» **Extracted records**:
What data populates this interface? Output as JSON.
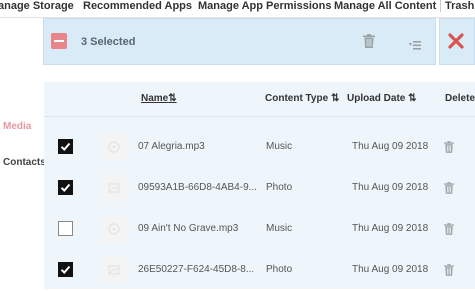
{
  "nav": {
    "items": [
      "anage Storage",
      "Recommended Apps",
      "Manage App Permissions",
      "Manage All Content",
      "Trash"
    ]
  },
  "sidebar": {
    "items": [
      {
        "label": "Media",
        "active": true
      },
      {
        "label": "Contacts",
        "active": false
      }
    ]
  },
  "action_bar": {
    "selected_text": "3 Selected"
  },
  "table": {
    "columns": {
      "name": "Name",
      "content_type": "Content Type",
      "upload_date": "Upload Date",
      "delete": "Delete"
    },
    "rows": [
      {
        "checked": true,
        "name": "07 Alegria.mp3",
        "type": "Music",
        "date": "Thu Aug 09 2018",
        "icon": "music-file-icon"
      },
      {
        "checked": true,
        "name": "09593A1B-66D8-4AB4-9...",
        "type": "Photo",
        "date": "Thu Aug 09 2018",
        "icon": "photo-file-icon"
      },
      {
        "checked": false,
        "name": "09 Ain't No Grave.mp3",
        "type": "Music",
        "date": "Thu Aug 09 2018",
        "icon": "music-file-icon"
      },
      {
        "checked": true,
        "name": "26E50227-F624-45D8-8...",
        "type": "Photo",
        "date": "Thu Aug 09 2018",
        "icon": "photo-file-icon"
      }
    ]
  },
  "colors": {
    "accent_pink": "#e8858a",
    "selection_bar": "#d8ebf6",
    "table_bg": "#eef6fb"
  }
}
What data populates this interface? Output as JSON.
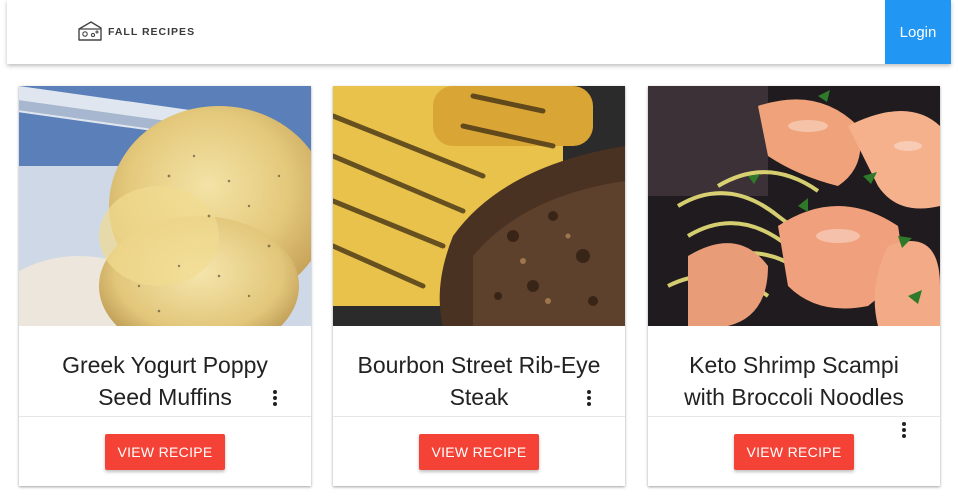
{
  "header": {
    "brand": "FALL RECIPES",
    "brand_icon": "cheese-icon",
    "login_label": "Login",
    "accent_color": "#2196f3"
  },
  "cards": [
    {
      "title_line1": "Greek Yogurt Poppy",
      "title_line2": "Seed Muffins",
      "button_label": "VIEW RECIPE",
      "menu_icon": "more-vert-icon"
    },
    {
      "title_line1": "Bourbon Street Rib-Eye",
      "title_line2": "Steak",
      "button_label": "VIEW RECIPE",
      "menu_icon": "more-vert-icon"
    },
    {
      "title_line1": "Keto Shrimp Scampi",
      "title_line2": "with Broccoli Noodles",
      "button_label": "VIEW RECIPE",
      "menu_icon": "more-vert-icon"
    }
  ],
  "button_color": "#f44336"
}
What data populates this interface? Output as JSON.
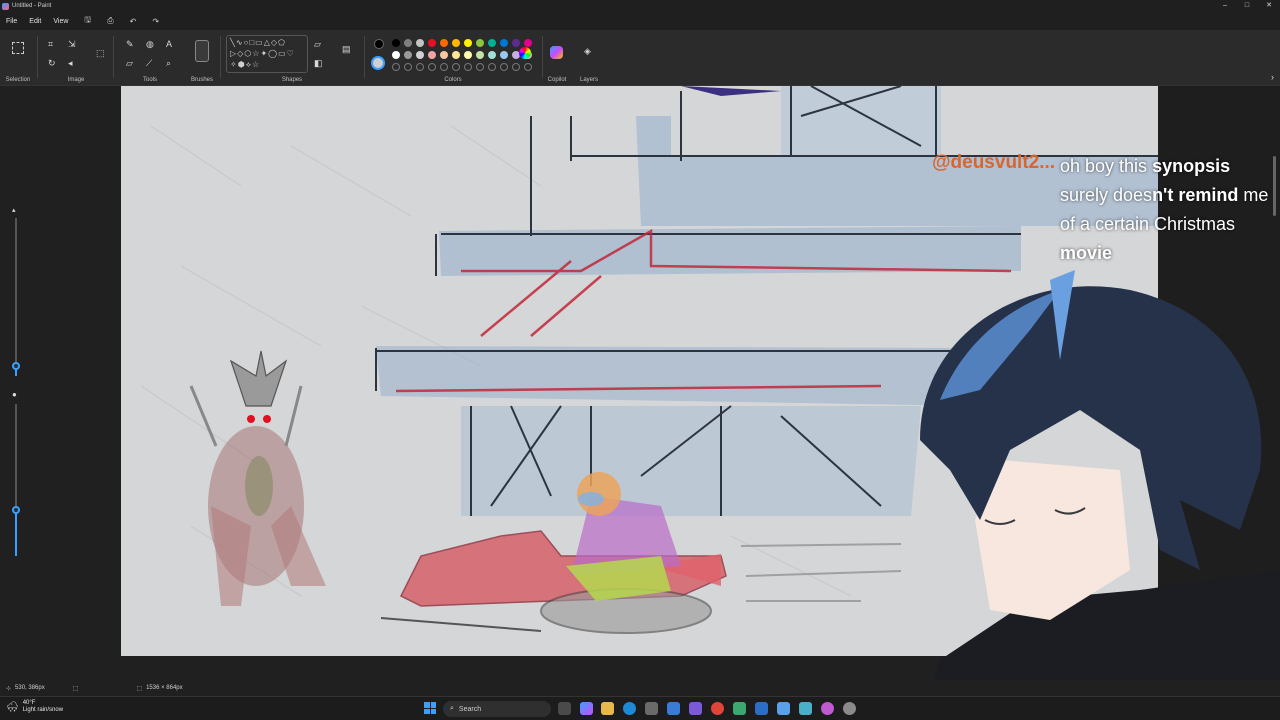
{
  "window": {
    "title": "Untitled - Paint",
    "controls": [
      "–",
      "□",
      "✕"
    ]
  },
  "menu": {
    "file": "File",
    "edit": "Edit",
    "view": "View"
  },
  "ribbon": {
    "groups": {
      "selection": "Selection",
      "image": "Image",
      "tools": "Tools",
      "brushes": "Brushes",
      "shapes": "Shapes",
      "colors": "Colors",
      "copilot": "Copilot",
      "layers": "Layers"
    },
    "palette_row1": [
      "#000000",
      "#7f7f7f",
      "#c3c3c3",
      "#e81123",
      "#ff6a00",
      "#ffb900",
      "#fff100",
      "#8cc63f",
      "#00b294",
      "#0078d4",
      "#5c2d91",
      "#e3008c"
    ],
    "palette_row2": [
      "#ffffff",
      "#9a9a9a",
      "#d0d0d0",
      "#f4a3a8",
      "#f7c59f",
      "#ffe599",
      "#fff9b0",
      "#c6e0a5",
      "#a0e0d6",
      "#99c9f0",
      "#c4b0e0",
      "#f0a8d8"
    ]
  },
  "statusbar": {
    "cursor": "530, 386px",
    "size": "1536 × 864px"
  },
  "weather": {
    "temp": "40°F",
    "condition": "Light rain/snow"
  },
  "taskbar": {
    "search_placeholder": "Search"
  },
  "overlay": {
    "handle": "@deusvult2...",
    "message_parts": [
      {
        "text": "oh boy this ",
        "bold": false
      },
      {
        "text": "synopsis",
        "bold": true
      },
      {
        "text": " surely does",
        "bold": false
      },
      {
        "text": "n't remind",
        "bold": true
      },
      {
        "text": " me of a certain Christmas ",
        "bold": false
      },
      {
        "text": "movie",
        "bold": true
      }
    ]
  },
  "colors": {
    "canvas": "#d5d6d8",
    "accent": "#3aa0ff",
    "handle": "#d9662e"
  }
}
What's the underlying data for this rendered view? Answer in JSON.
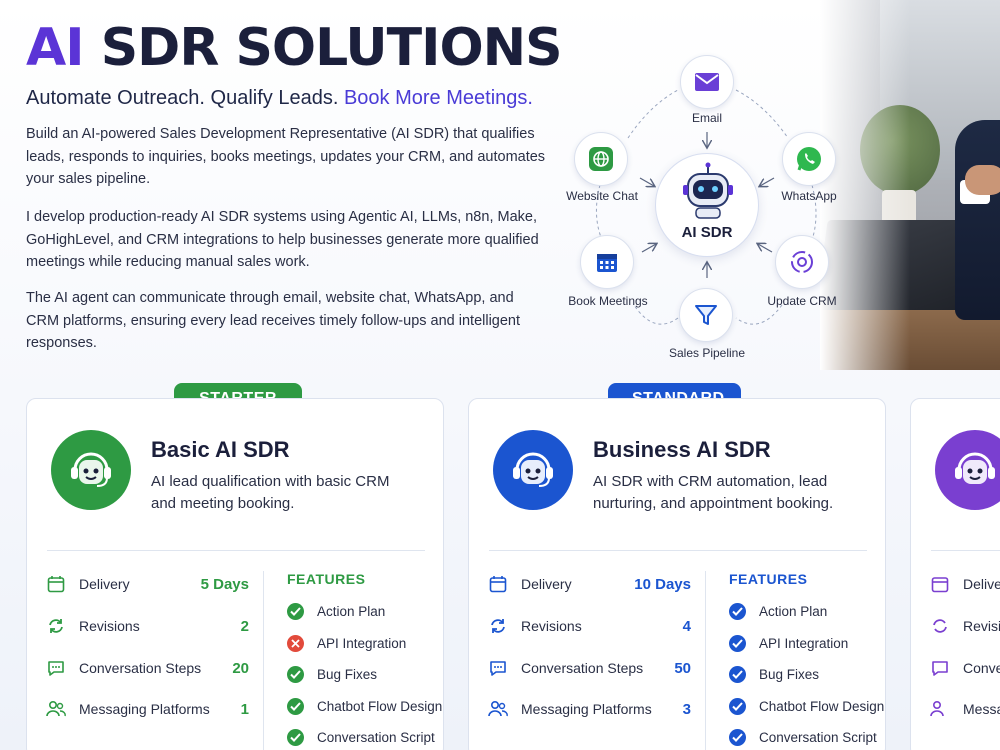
{
  "header": {
    "title_accent": "AI",
    "title_rest": "SDR SOLUTIONS",
    "subtitle_main": "Automate Outreach. Qualify Leads.",
    "subtitle_accent": "Book More Meetings.",
    "paragraphs": [
      "Build an AI-powered Sales Development Representative (AI SDR) that qualifies leads, responds to inquiries, books meetings, updates your CRM, and automates your sales pipeline.",
      "I develop production-ready AI SDR systems using Agentic AI, LLMs, n8n, Make, GoHighLevel, and CRM integrations to help businesses generate more qualified meetings while reducing manual sales work.",
      "The AI agent can communicate through email, website chat, WhatsApp, and CRM platforms, ensuring every lead receives timely follow-ups and intelligent responses."
    ]
  },
  "diagram": {
    "hub_label": "AI SDR",
    "hub_icon": "robot-icon",
    "nodes": [
      {
        "label": "Email",
        "icon": "envelope-icon",
        "color": "#6a3fd6"
      },
      {
        "label": "WhatsApp",
        "icon": "whatsapp-icon",
        "color": "#2fb84f"
      },
      {
        "label": "Update CRM",
        "icon": "crm-sync-icon",
        "color": "#6a3fd6"
      },
      {
        "label": "Sales Pipeline",
        "icon": "funnel-icon",
        "color": "#1b55d0"
      },
      {
        "label": "Book Meetings",
        "icon": "calendar-icon",
        "color": "#1b55d0"
      },
      {
        "label": "Website Chat",
        "icon": "globe-chat-icon",
        "color": "#2e9a43"
      }
    ]
  },
  "plans": [
    {
      "tier": "STARTER",
      "accent": "#2e9a43",
      "title": "Basic AI SDR",
      "description": "AI lead qualification with basic CRM and meeting booking.",
      "stats": [
        {
          "label": "Delivery",
          "value": "5 Days",
          "icon": "calendar-icon"
        },
        {
          "label": "Revisions",
          "value": "2",
          "icon": "refresh-icon"
        },
        {
          "label": "Conversation Steps",
          "value": "20",
          "icon": "chat-icon"
        },
        {
          "label": "Messaging Platforms",
          "value": "1",
          "icon": "users-icon"
        }
      ],
      "features_heading": "FEATURES",
      "features": [
        {
          "label": "Action Plan",
          "included": true
        },
        {
          "label": "API Integration",
          "included": false
        },
        {
          "label": "Bug Fixes",
          "included": true
        },
        {
          "label": "Chatbot Flow Design",
          "included": true
        },
        {
          "label": "Conversation Script",
          "included": true
        }
      ]
    },
    {
      "tier": "STANDARD",
      "accent": "#1b55d0",
      "title": "Business AI SDR",
      "description": "AI SDR with CRM automation, lead nurturing, and appointment booking.",
      "stats": [
        {
          "label": "Delivery",
          "value": "10 Days",
          "icon": "calendar-icon"
        },
        {
          "label": "Revisions",
          "value": "4",
          "icon": "refresh-icon"
        },
        {
          "label": "Conversation Steps",
          "value": "50",
          "icon": "chat-icon"
        },
        {
          "label": "Messaging Platforms",
          "value": "3",
          "icon": "users-icon"
        }
      ],
      "features_heading": "FEATURES",
      "features": [
        {
          "label": "Action Plan",
          "included": true
        },
        {
          "label": "API Integration",
          "included": true
        },
        {
          "label": "Bug Fixes",
          "included": true
        },
        {
          "label": "Chatbot Flow Design",
          "included": true
        },
        {
          "label": "Conversation Script",
          "included": true
        }
      ]
    },
    {
      "accent": "#7a3fd0",
      "stats": [
        {
          "label": "Delive",
          "icon": "calendar-icon"
        },
        {
          "label": "Revisio",
          "icon": "refresh-icon"
        },
        {
          "label": "Conve",
          "icon": "chat-icon"
        },
        {
          "label": "Messa",
          "icon": "users-icon"
        }
      ]
    }
  ]
}
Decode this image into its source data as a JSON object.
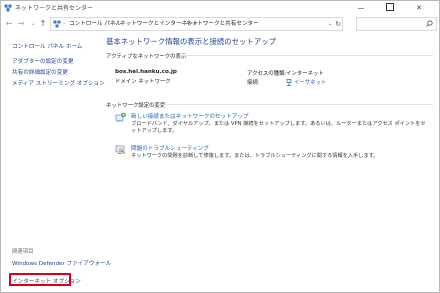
{
  "window": {
    "title": "ネットワークと共有センター",
    "min_glyph": "—",
    "close_glyph": "✕"
  },
  "nav": {
    "back_glyph": "←",
    "forward_glyph": "→",
    "dropdown_glyph": "⌄",
    "up_glyph": "↑",
    "breadcrumbs": [
      "コントロール パネル",
      "ネットワークとインターネット",
      "ネットワークと共有センター"
    ],
    "separator": "›",
    "leading_separator": "›",
    "addr_dropdown": "⌄",
    "refresh_glyph": "↻",
    "search_placeholder": ""
  },
  "sidebar": {
    "home": "コントロール パネル ホーム",
    "links": [
      "アダプターの設定の変更",
      "共有の詳細設定の変更",
      "メディア ストリーミング オプション"
    ],
    "related_heading": "関連項目",
    "related": [
      "Windows Defender ファイアウォール",
      "インターネット オプション"
    ]
  },
  "main": {
    "title": "基本ネットワーク情報の表示と接続のセットアップ",
    "active_label": "アクティブなネットワークの表示",
    "network": {
      "name": "bos.hel.hanku.co.jp",
      "category": "ドメイン ネットワーク",
      "access_type_label": "アクセスの種類:",
      "access_type_value": "インターネット",
      "connection_label": "接続:",
      "connection_value": "イーサネット"
    },
    "change_label": "ネットワーク設定の変更",
    "tasks": [
      {
        "link": "新しい接続またはネットワークのセットアップ",
        "desc": "ブロードバンド、ダイヤルアップ、または VPN 接続をセットアップします。あるいは、ルーターまたはアクセス ポイントをセ",
        "desc2": "ットアップします。"
      },
      {
        "link": "問題のトラブルシューティング",
        "desc": "ネットワークの問題を診断して修復します。または、トラブルシューティングに関する情報を入手します。"
      }
    ]
  },
  "colors": {
    "link": "#1d5fb3",
    "heading": "#1f3f8f",
    "highlight": "#d9001b"
  }
}
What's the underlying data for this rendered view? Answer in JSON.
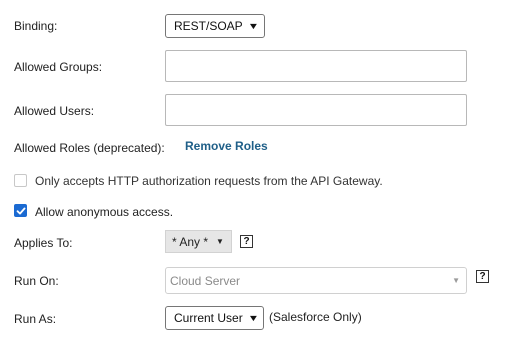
{
  "binding": {
    "label": "Binding:",
    "value": "REST/SOAP"
  },
  "allowed_groups": {
    "label": "Allowed Groups:",
    "value": ""
  },
  "allowed_users": {
    "label": "Allowed Users:",
    "value": ""
  },
  "allowed_roles": {
    "label": "Allowed Roles (deprecated):",
    "link": "Remove Roles"
  },
  "gateway_only": {
    "label": "Only accepts HTTP authorization requests from the API Gateway.",
    "checked": false
  },
  "anonymous": {
    "label": "Allow anonymous access.",
    "checked": true
  },
  "applies_to": {
    "label": "Applies To:",
    "value": "* Any *",
    "help": "?"
  },
  "run_on": {
    "label": "Run On:",
    "value": "Cloud Server",
    "help": "?"
  },
  "run_as": {
    "label": "Run As:",
    "value": "Current User",
    "note": "(Salesforce Only)"
  },
  "colors": {
    "link": "#1f5f88",
    "checkbox_checked": "#1b6ad2"
  }
}
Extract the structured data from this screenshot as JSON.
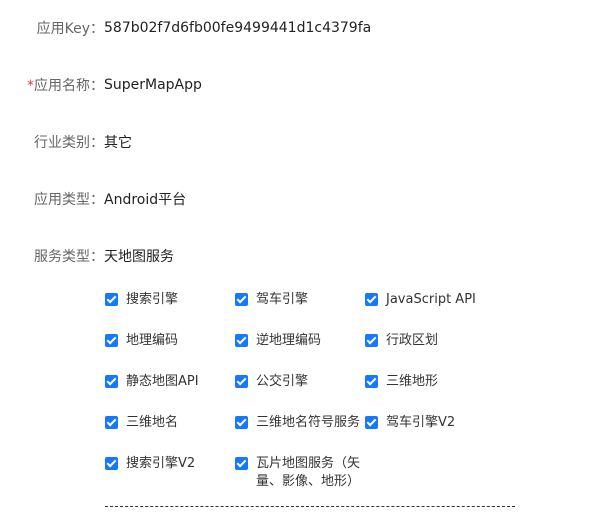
{
  "form": {
    "app_key_label": "应用Key：",
    "app_key_value": "587b02f7d6fb00fe9499441d1c4379fa",
    "app_name_required_mark": "*",
    "app_name_label": "应用名称：",
    "app_name_value": "SuperMapApp",
    "industry_label": "行业类别：",
    "industry_value": "其它",
    "app_type_label": "应用类型：",
    "app_type_value": "Android平台",
    "service_type_label": "服务类型：",
    "service_type_value": "天地图服务"
  },
  "services": [
    {
      "label": "搜索引擎",
      "checked": true
    },
    {
      "label": "驾车引擎",
      "checked": true
    },
    {
      "label": "JavaScript API",
      "checked": true
    },
    {
      "label": "地理编码",
      "checked": true
    },
    {
      "label": "逆地理编码",
      "checked": true
    },
    {
      "label": "行政区划",
      "checked": true
    },
    {
      "label": "静态地图API",
      "checked": true
    },
    {
      "label": "公交引擎",
      "checked": true
    },
    {
      "label": "三维地形",
      "checked": true
    },
    {
      "label": "三维地名",
      "checked": true
    },
    {
      "label": "三维地名符号服务",
      "checked": true
    },
    {
      "label": "驾车引擎V2",
      "checked": true
    },
    {
      "label": "搜索引擎V2",
      "checked": true
    },
    {
      "label": "瓦片地图服务（矢量、影像、地形）",
      "checked": true
    }
  ],
  "colors": {
    "checkbox_fill": "#1677ff",
    "required_mark": "#e4393c",
    "label_text": "#666666",
    "value_text": "#222222"
  }
}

» **Stated goal**: From the data above, gather every line that includes the word "with".

» **The output**:
      "title_line2": "with Broccoli Noodles",
      "description": "AI lead qualification with basic CRM and meeting booking.",
      "description": "AI SDR with CRM automation, lead nurturing, and appointment booking.",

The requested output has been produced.